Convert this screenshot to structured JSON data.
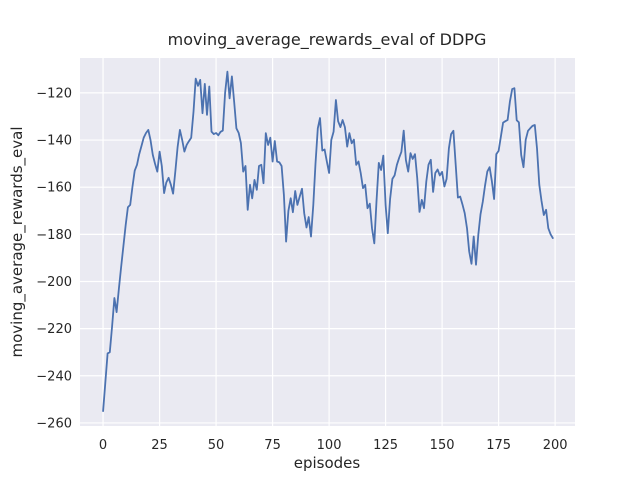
{
  "figure": {
    "background": "#ffffff",
    "plot_background": "#eaeaf2",
    "grid_color": "#ffffff",
    "text_color": "#262626"
  },
  "chart_data": {
    "type": "line",
    "title": "moving_average_rewards_eval of DDPG",
    "xlabel": "episodes",
    "ylabel": "moving_average_rewards_eval",
    "legend": "none",
    "grid": "on",
    "line_color": "#4c72b0",
    "x_ticks": [
      0,
      25,
      50,
      75,
      100,
      125,
      150,
      175,
      200
    ],
    "y_ticks": [
      -120,
      -140,
      -160,
      -180,
      -200,
      -220,
      -240,
      -260
    ],
    "xlim": [
      -10.2,
      208.8
    ],
    "ylim": [
      -261.3,
      -105.2
    ],
    "x_start": 0,
    "x_step": 1,
    "values": [
      -255.0,
      -243.0,
      -230.5,
      -230.0,
      -219.0,
      -207.0,
      -213.0,
      -203.0,
      -194.0,
      -185.0,
      -176.0,
      -168.5,
      -167.5,
      -160.0,
      -153.0,
      -150.5,
      -146.0,
      -142.5,
      -139.0,
      -137.0,
      -135.7,
      -140.0,
      -146.3,
      -150.0,
      -153.4,
      -144.9,
      -151.0,
      -162.5,
      -158.0,
      -156.0,
      -159.0,
      -162.7,
      -153.0,
      -143.0,
      -135.7,
      -140.0,
      -144.9,
      -142.0,
      -140.5,
      -139.0,
      -128.0,
      -114.0,
      -117.0,
      -114.5,
      -128.6,
      -116.2,
      -129.3,
      -117.3,
      -136.4,
      -137.5,
      -137.0,
      -138.0,
      -136.5,
      -136.0,
      -120.0,
      -111.0,
      -122.3,
      -113.0,
      -124.0,
      -135.0,
      -137.0,
      -141.3,
      -153.4,
      -151.0,
      -169.6,
      -159.0,
      -164.7,
      -156.9,
      -161.1,
      -151.0,
      -150.5,
      -158.3,
      -137.1,
      -142.1,
      -139.0,
      -149.1,
      -140.4,
      -149.1,
      -149.5,
      -151.0,
      -163.3,
      -183.1,
      -170.0,
      -164.7,
      -170.6,
      -161.6,
      -167.5,
      -164.0,
      -160.7,
      -171.0,
      -177.1,
      -172.7,
      -180.9,
      -167.5,
      -150.0,
      -135.0,
      -130.7,
      -144.5,
      -144.0,
      -149.0,
      -154.0,
      -140.0,
      -136.4,
      -123.0,
      -132.0,
      -134.5,
      -131.5,
      -134.5,
      -142.8,
      -137.1,
      -141.4,
      -139.8,
      -150.5,
      -149.1,
      -154.0,
      -160.4,
      -159.0,
      -168.9,
      -167.0,
      -177.4,
      -183.8,
      -166.0,
      -149.7,
      -152.7,
      -146.6,
      -167.5,
      -179.5,
      -165.0,
      -156.5,
      -155.0,
      -150.5,
      -147.5,
      -145.0,
      -136.0,
      -148.5,
      -153.4,
      -145.6,
      -148.0,
      -146.0,
      -156.0,
      -170.5,
      -165.4,
      -168.9,
      -157.6,
      -150.5,
      -148.4,
      -162.0,
      -154.0,
      -152.5,
      -155.0,
      -153.5,
      -159.7,
      -156.5,
      -143.5,
      -137.5,
      -136.1,
      -150.5,
      -164.4,
      -164.0,
      -167.2,
      -171.0,
      -177.4,
      -187.3,
      -192.5,
      -180.9,
      -192.9,
      -180.2,
      -171.5,
      -166.1,
      -159.4,
      -153.4,
      -151.5,
      -157.3,
      -165.0,
      -146.0,
      -144.6,
      -138.5,
      -132.6,
      -132.0,
      -131.5,
      -123.7,
      -118.4,
      -118.0,
      -131.6,
      -132.5,
      -146.3,
      -151.5,
      -139.9,
      -136.1,
      -135.0,
      -134.0,
      -133.6,
      -143.5,
      -159.0,
      -165.8,
      -171.8,
      -169.6,
      -177.4,
      -180.0,
      -181.6
    ]
  }
}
───
**Do this:** Quote the records in full and exactly; skip any image.

**Written solution:**
Convert this screenshot to structured JSON data.
{
  "figure": {
    "background": "#ffffff",
    "plot_background": "#eaeaf2",
    "grid_color": "#ffffff",
    "text_color": "#262626"
  },
  "chart_data": {
    "type": "line",
    "title": "moving_average_rewards_eval of DDPG",
    "xlabel": "episodes",
    "ylabel": "moving_average_rewards_eval",
    "legend": "none",
    "grid": "on",
    "line_color": "#4c72b0",
    "x_ticks": [
      0,
      25,
      50,
      75,
      100,
      125,
      150,
      175,
      200
    ],
    "y_ticks": [
      -120,
      -140,
      -160,
      -180,
      -200,
      -220,
      -240,
      -260
    ],
    "xlim": [
      -10.2,
      208.8
    ],
    "ylim": [
      -261.3,
      -105.2
    ],
    "x_start": 0,
    "x_step": 1,
    "values": [
      -255.0,
      -243.0,
      -230.5,
      -230.0,
      -219.0,
      -207.0,
      -213.0,
      -203.0,
      -194.0,
      -185.0,
      -176.0,
      -168.5,
      -167.5,
      -160.0,
      -153.0,
      -150.5,
      -146.0,
      -142.5,
      -139.0,
      -137.0,
      -135.7,
      -140.0,
      -146.3,
      -150.0,
      -153.4,
      -144.9,
      -151.0,
      -162.5,
      -158.0,
      -156.0,
      -159.0,
      -162.7,
      -153.0,
      -143.0,
      -135.7,
      -140.0,
      -144.9,
      -142.0,
      -140.5,
      -139.0,
      -128.0,
      -114.0,
      -117.0,
      -114.5,
      -128.6,
      -116.2,
      -129.3,
      -117.3,
      -136.4,
      -137.5,
      -137.0,
      -138.0,
      -136.5,
      -136.0,
      -120.0,
      -111.0,
      -122.3,
      -113.0,
      -124.0,
      -135.0,
      -137.0,
      -141.3,
      -153.4,
      -151.0,
      -169.6,
      -159.0,
      -164.7,
      -156.9,
      -161.1,
      -151.0,
      -150.5,
      -158.3,
      -137.1,
      -142.1,
      -139.0,
      -149.1,
      -140.4,
      -149.1,
      -149.5,
      -151.0,
      -163.3,
      -183.1,
      -170.0,
      -164.7,
      -170.6,
      -161.6,
      -167.5,
      -164.0,
      -160.7,
      -171.0,
      -177.1,
      -172.7,
      -180.9,
      -167.5,
      -150.0,
      -135.0,
      -130.7,
      -144.5,
      -144.0,
      -149.0,
      -154.0,
      -140.0,
      -136.4,
      -123.0,
      -132.0,
      -134.5,
      -131.5,
      -134.5,
      -142.8,
      -137.1,
      -141.4,
      -139.8,
      -150.5,
      -149.1,
      -154.0,
      -160.4,
      -159.0,
      -168.9,
      -167.0,
      -177.4,
      -183.8,
      -166.0,
      -149.7,
      -152.7,
      -146.6,
      -167.5,
      -179.5,
      -165.0,
      -156.5,
      -155.0,
      -150.5,
      -147.5,
      -145.0,
      -136.0,
      -148.5,
      -153.4,
      -145.6,
      -148.0,
      -146.0,
      -156.0,
      -170.5,
      -165.4,
      -168.9,
      -157.6,
      -150.5,
      -148.4,
      -162.0,
      -154.0,
      -152.5,
      -155.0,
      -153.5,
      -159.7,
      -156.5,
      -143.5,
      -137.5,
      -136.1,
      -150.5,
      -164.4,
      -164.0,
      -167.2,
      -171.0,
      -177.4,
      -187.3,
      -192.5,
      -180.9,
      -192.9,
      -180.2,
      -171.5,
      -166.1,
      -159.4,
      -153.4,
      -151.5,
      -157.3,
      -165.0,
      -146.0,
      -144.6,
      -138.5,
      -132.6,
      -132.0,
      -131.5,
      -123.7,
      -118.4,
      -118.0,
      -131.6,
      -132.5,
      -146.3,
      -151.5,
      -139.9,
      -136.1,
      -135.0,
      -134.0,
      -133.6,
      -143.5,
      -159.0,
      -165.8,
      -171.8,
      -169.6,
      -177.4,
      -180.0,
      -181.6
    ]
  }
}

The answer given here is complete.